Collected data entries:
· · ·

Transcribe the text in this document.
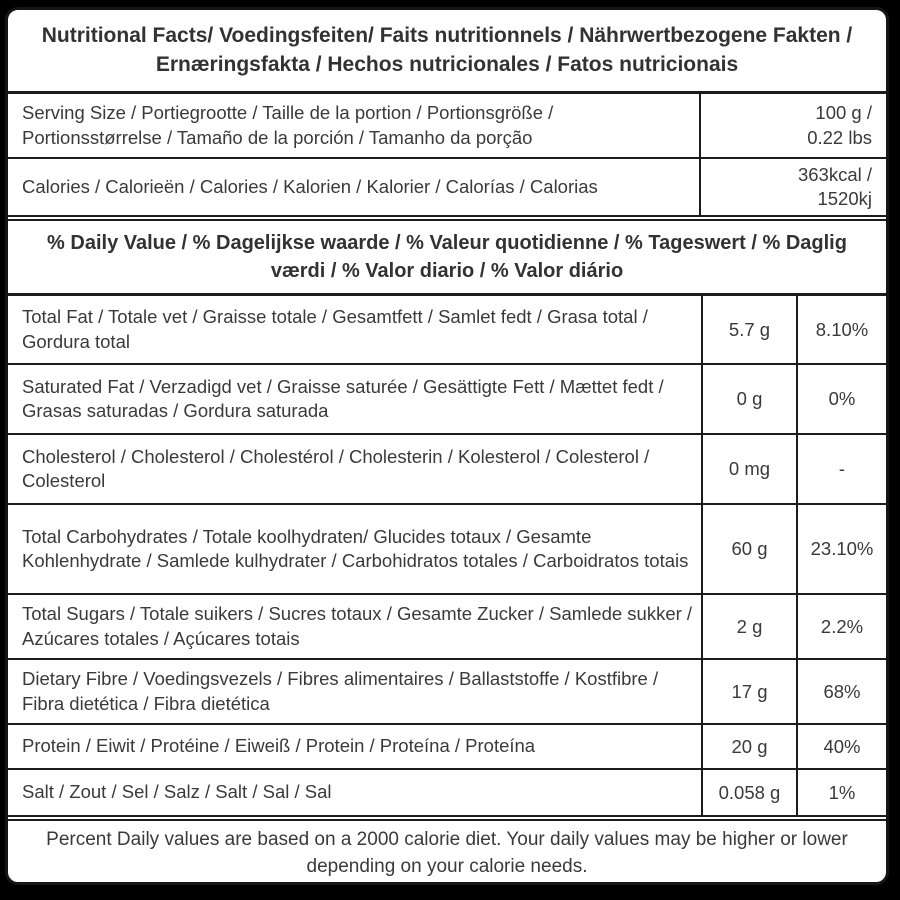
Nutritional Facts/ Voedingsfeiten/ Faits nutritionnels / Nährwertbezogene Fakten / Ernæringsfakta / Hechos nutricionales / Fatos nutricionais
Serving Size / Portiegrootte / Taille de la portion / Portionsgröße / Portionsstørrelse / Tamaño de la porción / Tamanho da porção
100 g /
0.22 lbs
Calories / Calorieën / Calories / Kalorien / Kalorier / Calorías / Calorias
363kcal /
1520kj
% Daily Value / % Dagelijkse waarde / % Valeur quotidienne / % Tageswert / % Daglig værdi / % Valor diario / % Valor diário
Total Fat / Totale vet / Graisse totale / Gesamtfett / Samlet fedt / Grasa total / Gordura total
5.7 g	8.10%
Saturated Fat / Verzadigd vet / Graisse saturée / Gesättigte Fett / Mættet fedt / Grasas saturadas / Gordura saturada
0 g	0%
Cholesterol / Cholesterol / Cholestérol / Cholesterin / Kolesterol / Colesterol / Colesterol
0 mg	-
Total Carbohydrates / Totale koolhydraten/ Glucides totaux / Gesamte Kohlenhydrate / Samlede kulhydrater / Carbohidratos totales / Carboidratos totais
60 g	23.10%
Total Sugars / Totale suikers / Sucres totaux / Gesamte Zucker / Samlede sukker / Azúcares totales / Açúcares totais
2 g	2.2%
Dietary Fibre / Voedingsvezels / Fibres alimentaires / Ballaststoffe / Kostfibre / Fibra dietética / Fibra dietética
17 g	68%
Protein / Eiwit / Protéine / Eiweiß / Protein / Proteína / Proteína	20 g	40%
Salt / Zout / Sel / Salz / Salt / Sal / Sal	0.058 g	1%
Percent Daily values are based on a 2000 calorie diet. Your daily values may be higher or lower depending on your calorie needs.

· · ·

## Exercise goal:
Could the data above be returned in full, exactly, with every image left out?

## Task output:
Transcribe the text in this document.
Nutritional Facts/ Voedingsfeiten/ Faits nutritionnels / Nährwertbezogene Fakten / Ernæringsfakta / Hechos nutricionales / Fatos nutricionais
Serving Size / Portiegrootte / Taille de la portion / Portionsgröße / Portionsstørrelse / Tamaño de la porción / Tamanho da porção
100 g /
0.22 lbs
Calories / Calorieën / Calories / Kalorien / Kalorier / Calorías / Calorias
363kcal /
1520kj
% Daily Value / % Dagelijkse waarde / % Valeur quotidienne / % Tageswert / % Daglig værdi / % Valor diario / % Valor diário
Total Fat / Totale vet / Graisse totale / Gesamtfett / Samlet fedt / Grasa total / Gordura total
5.7 g	8.10%
Saturated Fat / Verzadigd vet / Graisse saturée / Gesättigte Fett / Mættet fedt / Grasas saturadas / Gordura saturada
0 g	0%
Cholesterol / Cholesterol / Cholestérol / Cholesterin / Kolesterol / Colesterol / Colesterol
0 mg	-
Total Carbohydrates / Totale koolhydraten/ Glucides totaux / Gesamte Kohlenhydrate / Samlede kulhydrater / Carbohidratos totales / Carboidratos totais
60 g	23.10%
Total Sugars / Totale suikers / Sucres totaux / Gesamte Zucker / Samlede sukker / Azúcares totales / Açúcares totais
2 g	2.2%
Dietary Fibre / Voedingsvezels / Fibres alimentaires / Ballaststoffe / Kostfibre / Fibra dietética / Fibra dietética
17 g	68%
Protein / Eiwit / Protéine / Eiweiß / Protein / Proteína / Proteína	20 g	40%
Salt / Zout / Sel / Salz / Salt / Sal / Sal	0.058 g	1%
Percent Daily values are based on a 2000 calorie diet. Your daily values may be higher or lower depending on your calorie needs.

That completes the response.